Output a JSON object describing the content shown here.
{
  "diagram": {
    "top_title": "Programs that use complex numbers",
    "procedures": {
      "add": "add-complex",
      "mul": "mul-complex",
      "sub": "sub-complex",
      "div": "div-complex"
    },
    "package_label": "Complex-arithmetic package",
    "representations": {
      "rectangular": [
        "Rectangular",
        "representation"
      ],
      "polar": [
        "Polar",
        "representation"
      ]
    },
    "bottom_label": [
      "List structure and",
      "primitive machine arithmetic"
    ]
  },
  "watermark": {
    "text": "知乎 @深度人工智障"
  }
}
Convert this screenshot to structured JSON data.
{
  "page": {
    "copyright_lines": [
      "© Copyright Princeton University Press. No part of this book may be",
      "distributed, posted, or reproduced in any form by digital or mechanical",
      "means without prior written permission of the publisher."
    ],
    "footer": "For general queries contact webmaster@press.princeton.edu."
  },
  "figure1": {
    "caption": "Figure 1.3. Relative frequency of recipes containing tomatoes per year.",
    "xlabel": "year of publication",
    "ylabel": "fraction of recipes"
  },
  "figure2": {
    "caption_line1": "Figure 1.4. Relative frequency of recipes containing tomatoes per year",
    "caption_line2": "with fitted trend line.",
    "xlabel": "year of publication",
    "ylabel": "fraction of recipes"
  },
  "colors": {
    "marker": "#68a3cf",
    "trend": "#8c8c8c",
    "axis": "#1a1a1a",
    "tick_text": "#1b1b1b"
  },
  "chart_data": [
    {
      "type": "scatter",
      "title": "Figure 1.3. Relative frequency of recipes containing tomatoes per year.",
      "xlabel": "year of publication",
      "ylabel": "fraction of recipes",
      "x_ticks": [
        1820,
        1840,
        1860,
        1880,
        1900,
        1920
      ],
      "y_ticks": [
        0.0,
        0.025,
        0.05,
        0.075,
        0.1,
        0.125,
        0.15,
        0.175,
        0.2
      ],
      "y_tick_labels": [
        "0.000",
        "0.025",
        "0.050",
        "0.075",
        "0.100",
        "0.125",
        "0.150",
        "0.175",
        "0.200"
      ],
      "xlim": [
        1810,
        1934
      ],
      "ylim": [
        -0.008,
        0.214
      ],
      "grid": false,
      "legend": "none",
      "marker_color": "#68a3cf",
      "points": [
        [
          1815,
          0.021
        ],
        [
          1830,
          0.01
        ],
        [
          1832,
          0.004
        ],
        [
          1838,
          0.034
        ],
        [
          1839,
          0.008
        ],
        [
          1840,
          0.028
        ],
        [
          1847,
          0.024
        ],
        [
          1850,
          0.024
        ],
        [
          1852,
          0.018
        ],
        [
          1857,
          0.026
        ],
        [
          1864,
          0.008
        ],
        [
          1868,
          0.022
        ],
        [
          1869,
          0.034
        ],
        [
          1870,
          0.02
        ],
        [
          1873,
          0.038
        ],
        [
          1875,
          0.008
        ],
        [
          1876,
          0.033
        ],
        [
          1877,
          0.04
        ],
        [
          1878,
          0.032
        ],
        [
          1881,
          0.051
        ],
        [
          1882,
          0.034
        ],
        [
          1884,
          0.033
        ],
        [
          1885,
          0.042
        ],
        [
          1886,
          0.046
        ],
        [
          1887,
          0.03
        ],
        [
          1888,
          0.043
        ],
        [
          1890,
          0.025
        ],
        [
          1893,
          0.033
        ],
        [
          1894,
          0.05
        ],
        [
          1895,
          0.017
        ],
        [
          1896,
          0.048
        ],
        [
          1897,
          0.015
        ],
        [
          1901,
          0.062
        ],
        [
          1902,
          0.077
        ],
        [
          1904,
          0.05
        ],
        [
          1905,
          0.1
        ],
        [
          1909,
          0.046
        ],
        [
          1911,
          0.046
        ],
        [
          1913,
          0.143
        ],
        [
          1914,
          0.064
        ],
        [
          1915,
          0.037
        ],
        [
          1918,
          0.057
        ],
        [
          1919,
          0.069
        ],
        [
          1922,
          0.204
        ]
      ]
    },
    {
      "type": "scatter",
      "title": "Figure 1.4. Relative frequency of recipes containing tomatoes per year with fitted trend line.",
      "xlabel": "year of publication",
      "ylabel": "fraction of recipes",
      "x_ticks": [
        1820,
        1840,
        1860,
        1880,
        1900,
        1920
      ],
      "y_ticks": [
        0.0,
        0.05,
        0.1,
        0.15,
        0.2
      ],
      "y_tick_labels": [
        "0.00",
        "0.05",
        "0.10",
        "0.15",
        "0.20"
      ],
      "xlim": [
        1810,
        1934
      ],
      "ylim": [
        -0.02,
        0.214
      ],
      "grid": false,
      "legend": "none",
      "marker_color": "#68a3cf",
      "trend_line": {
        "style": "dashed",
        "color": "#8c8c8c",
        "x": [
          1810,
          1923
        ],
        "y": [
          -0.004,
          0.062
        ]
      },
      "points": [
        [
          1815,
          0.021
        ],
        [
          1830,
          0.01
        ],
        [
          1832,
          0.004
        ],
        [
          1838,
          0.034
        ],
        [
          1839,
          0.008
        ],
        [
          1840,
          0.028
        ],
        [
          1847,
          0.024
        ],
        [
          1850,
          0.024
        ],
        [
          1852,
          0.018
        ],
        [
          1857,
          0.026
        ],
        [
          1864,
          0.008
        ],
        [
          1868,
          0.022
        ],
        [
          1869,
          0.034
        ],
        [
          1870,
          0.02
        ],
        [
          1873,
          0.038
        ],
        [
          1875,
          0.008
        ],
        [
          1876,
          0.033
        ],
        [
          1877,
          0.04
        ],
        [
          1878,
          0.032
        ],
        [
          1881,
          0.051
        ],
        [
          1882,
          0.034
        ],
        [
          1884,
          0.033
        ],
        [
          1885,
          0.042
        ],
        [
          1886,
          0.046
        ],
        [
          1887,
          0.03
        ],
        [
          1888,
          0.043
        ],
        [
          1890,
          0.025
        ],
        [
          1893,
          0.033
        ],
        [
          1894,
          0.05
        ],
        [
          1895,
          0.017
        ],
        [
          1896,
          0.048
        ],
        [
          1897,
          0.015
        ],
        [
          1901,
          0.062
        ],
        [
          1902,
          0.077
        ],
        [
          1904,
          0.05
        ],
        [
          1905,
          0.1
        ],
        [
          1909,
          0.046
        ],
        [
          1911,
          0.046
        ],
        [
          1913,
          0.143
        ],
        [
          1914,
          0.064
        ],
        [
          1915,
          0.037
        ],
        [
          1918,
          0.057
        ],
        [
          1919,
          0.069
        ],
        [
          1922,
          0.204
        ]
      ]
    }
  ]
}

GIVEN INSTRUCTION: Return only the number of lines in the data above that include the word "tomatoes".

EXERCISE RESULT: 4